===== Dataset content =====

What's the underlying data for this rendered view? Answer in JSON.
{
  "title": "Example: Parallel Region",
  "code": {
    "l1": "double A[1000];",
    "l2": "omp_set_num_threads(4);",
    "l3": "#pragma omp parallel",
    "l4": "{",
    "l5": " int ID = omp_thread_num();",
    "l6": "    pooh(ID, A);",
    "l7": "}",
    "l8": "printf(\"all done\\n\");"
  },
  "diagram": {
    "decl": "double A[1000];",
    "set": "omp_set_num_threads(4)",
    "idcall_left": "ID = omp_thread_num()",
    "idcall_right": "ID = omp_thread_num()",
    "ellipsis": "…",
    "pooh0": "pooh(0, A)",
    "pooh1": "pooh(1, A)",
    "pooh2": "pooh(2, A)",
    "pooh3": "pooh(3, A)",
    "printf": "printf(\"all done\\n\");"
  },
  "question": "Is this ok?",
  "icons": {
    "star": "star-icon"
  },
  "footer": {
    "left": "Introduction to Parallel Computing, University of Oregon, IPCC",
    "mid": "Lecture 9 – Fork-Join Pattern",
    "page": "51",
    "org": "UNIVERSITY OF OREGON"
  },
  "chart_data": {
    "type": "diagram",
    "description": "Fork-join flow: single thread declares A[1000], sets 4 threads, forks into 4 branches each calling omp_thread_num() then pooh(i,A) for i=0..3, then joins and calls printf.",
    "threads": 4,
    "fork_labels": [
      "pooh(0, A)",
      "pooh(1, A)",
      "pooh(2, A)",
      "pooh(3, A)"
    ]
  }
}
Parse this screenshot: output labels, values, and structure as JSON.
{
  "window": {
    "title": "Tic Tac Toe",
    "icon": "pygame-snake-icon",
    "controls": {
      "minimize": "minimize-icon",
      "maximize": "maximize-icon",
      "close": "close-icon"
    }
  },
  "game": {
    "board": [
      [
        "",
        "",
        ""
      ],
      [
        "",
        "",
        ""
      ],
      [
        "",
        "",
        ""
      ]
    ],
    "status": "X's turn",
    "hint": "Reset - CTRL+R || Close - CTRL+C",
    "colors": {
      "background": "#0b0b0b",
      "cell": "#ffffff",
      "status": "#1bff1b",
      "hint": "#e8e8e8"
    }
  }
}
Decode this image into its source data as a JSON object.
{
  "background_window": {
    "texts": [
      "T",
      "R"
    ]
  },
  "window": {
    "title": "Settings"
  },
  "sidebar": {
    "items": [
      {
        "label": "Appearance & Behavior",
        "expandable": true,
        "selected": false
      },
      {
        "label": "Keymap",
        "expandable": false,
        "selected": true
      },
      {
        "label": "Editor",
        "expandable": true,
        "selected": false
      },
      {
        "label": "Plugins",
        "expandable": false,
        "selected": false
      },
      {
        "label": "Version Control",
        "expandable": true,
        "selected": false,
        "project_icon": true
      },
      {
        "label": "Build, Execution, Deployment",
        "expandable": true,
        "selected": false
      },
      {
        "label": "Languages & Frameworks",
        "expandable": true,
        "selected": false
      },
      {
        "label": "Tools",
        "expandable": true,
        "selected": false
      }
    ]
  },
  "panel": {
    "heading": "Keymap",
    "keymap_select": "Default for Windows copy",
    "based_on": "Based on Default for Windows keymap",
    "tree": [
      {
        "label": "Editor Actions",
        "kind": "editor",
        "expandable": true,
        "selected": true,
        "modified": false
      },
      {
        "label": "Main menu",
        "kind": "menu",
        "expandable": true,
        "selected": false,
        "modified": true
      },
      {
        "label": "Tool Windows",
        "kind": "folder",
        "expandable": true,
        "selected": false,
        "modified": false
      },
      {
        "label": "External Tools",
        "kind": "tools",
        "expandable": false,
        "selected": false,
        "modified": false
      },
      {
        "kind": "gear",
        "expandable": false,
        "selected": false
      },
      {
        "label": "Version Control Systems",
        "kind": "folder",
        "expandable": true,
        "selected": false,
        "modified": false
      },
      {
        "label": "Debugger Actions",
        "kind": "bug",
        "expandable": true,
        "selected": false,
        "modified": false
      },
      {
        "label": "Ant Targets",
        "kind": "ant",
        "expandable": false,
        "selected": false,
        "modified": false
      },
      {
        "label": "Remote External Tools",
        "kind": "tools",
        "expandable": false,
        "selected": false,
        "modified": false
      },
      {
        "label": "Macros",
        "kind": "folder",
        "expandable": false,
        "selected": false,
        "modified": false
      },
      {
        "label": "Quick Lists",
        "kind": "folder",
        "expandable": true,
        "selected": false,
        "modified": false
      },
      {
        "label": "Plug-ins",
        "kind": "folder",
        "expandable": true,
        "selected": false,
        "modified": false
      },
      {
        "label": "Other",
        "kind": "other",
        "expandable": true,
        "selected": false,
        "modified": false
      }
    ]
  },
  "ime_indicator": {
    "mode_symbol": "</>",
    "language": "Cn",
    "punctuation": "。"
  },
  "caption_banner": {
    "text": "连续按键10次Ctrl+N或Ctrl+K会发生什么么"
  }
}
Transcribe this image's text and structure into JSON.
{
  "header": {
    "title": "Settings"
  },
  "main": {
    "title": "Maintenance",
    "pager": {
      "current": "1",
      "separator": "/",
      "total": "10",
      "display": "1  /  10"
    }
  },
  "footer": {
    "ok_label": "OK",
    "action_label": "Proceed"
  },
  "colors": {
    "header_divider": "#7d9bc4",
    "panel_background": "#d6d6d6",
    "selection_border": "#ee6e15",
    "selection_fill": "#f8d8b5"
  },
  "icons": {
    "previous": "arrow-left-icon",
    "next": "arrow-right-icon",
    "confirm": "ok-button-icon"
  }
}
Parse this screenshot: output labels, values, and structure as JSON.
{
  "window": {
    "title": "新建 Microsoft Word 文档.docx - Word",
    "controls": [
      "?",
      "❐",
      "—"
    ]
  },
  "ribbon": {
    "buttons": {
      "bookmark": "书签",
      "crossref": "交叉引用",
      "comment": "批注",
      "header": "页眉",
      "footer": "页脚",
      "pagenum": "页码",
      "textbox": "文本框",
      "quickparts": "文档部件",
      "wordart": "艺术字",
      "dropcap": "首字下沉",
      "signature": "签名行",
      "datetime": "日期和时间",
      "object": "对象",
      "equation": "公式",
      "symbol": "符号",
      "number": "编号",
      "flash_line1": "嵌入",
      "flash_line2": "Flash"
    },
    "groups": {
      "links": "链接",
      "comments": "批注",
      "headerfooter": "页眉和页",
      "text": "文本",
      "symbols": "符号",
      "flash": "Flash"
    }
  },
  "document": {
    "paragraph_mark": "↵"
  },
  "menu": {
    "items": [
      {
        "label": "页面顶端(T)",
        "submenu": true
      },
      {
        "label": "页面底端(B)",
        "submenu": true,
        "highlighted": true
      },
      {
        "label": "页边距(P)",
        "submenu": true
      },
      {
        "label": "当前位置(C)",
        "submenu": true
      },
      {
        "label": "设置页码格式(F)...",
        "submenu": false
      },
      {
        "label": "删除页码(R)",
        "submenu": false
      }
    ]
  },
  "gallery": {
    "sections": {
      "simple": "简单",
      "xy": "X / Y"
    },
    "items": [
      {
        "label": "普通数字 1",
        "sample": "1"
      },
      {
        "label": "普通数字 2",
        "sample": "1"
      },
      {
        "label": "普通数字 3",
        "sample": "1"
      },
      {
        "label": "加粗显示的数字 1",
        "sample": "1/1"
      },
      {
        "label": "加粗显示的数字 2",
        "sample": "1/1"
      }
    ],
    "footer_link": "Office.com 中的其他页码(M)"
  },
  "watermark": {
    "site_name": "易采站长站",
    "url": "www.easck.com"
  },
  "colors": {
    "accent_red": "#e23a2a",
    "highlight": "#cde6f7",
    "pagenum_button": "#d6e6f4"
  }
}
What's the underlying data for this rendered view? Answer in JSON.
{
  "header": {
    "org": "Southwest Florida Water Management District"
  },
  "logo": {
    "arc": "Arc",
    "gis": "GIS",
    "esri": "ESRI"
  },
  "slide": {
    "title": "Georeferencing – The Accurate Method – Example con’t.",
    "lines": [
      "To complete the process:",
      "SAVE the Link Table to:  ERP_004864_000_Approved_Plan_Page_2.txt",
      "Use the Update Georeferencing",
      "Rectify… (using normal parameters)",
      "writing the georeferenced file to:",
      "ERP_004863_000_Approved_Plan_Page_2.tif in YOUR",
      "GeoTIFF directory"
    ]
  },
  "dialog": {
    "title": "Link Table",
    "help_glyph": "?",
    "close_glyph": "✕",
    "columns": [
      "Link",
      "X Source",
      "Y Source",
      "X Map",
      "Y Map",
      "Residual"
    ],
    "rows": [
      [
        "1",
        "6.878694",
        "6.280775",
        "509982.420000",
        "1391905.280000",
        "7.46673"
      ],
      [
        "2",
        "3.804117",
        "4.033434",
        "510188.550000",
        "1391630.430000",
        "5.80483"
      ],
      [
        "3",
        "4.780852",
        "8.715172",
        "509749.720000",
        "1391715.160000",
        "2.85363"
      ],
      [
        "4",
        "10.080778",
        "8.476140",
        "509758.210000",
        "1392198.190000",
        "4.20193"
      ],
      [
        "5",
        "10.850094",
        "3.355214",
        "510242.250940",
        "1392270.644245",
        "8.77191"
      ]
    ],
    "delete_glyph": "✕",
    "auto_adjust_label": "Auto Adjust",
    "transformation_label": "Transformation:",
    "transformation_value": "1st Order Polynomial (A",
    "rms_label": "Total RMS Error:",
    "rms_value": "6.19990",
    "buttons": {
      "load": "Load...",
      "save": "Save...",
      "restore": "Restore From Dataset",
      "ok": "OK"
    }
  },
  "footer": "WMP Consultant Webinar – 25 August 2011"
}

=====

- _Objective_
Each line with the string "printf" in it needs to be found and copied.

- _Worked solution_
    "l8": "printf(\"all done\\n\");"
    "printf": "printf(\"all done\\n\");"
    "description": "Fork-join flow: single thread declares A[1000], sets 4 threads, forks into 4 branches each calling omp_thread_num() then pooh(i,A) for i=0..3, then joins and calls printf.",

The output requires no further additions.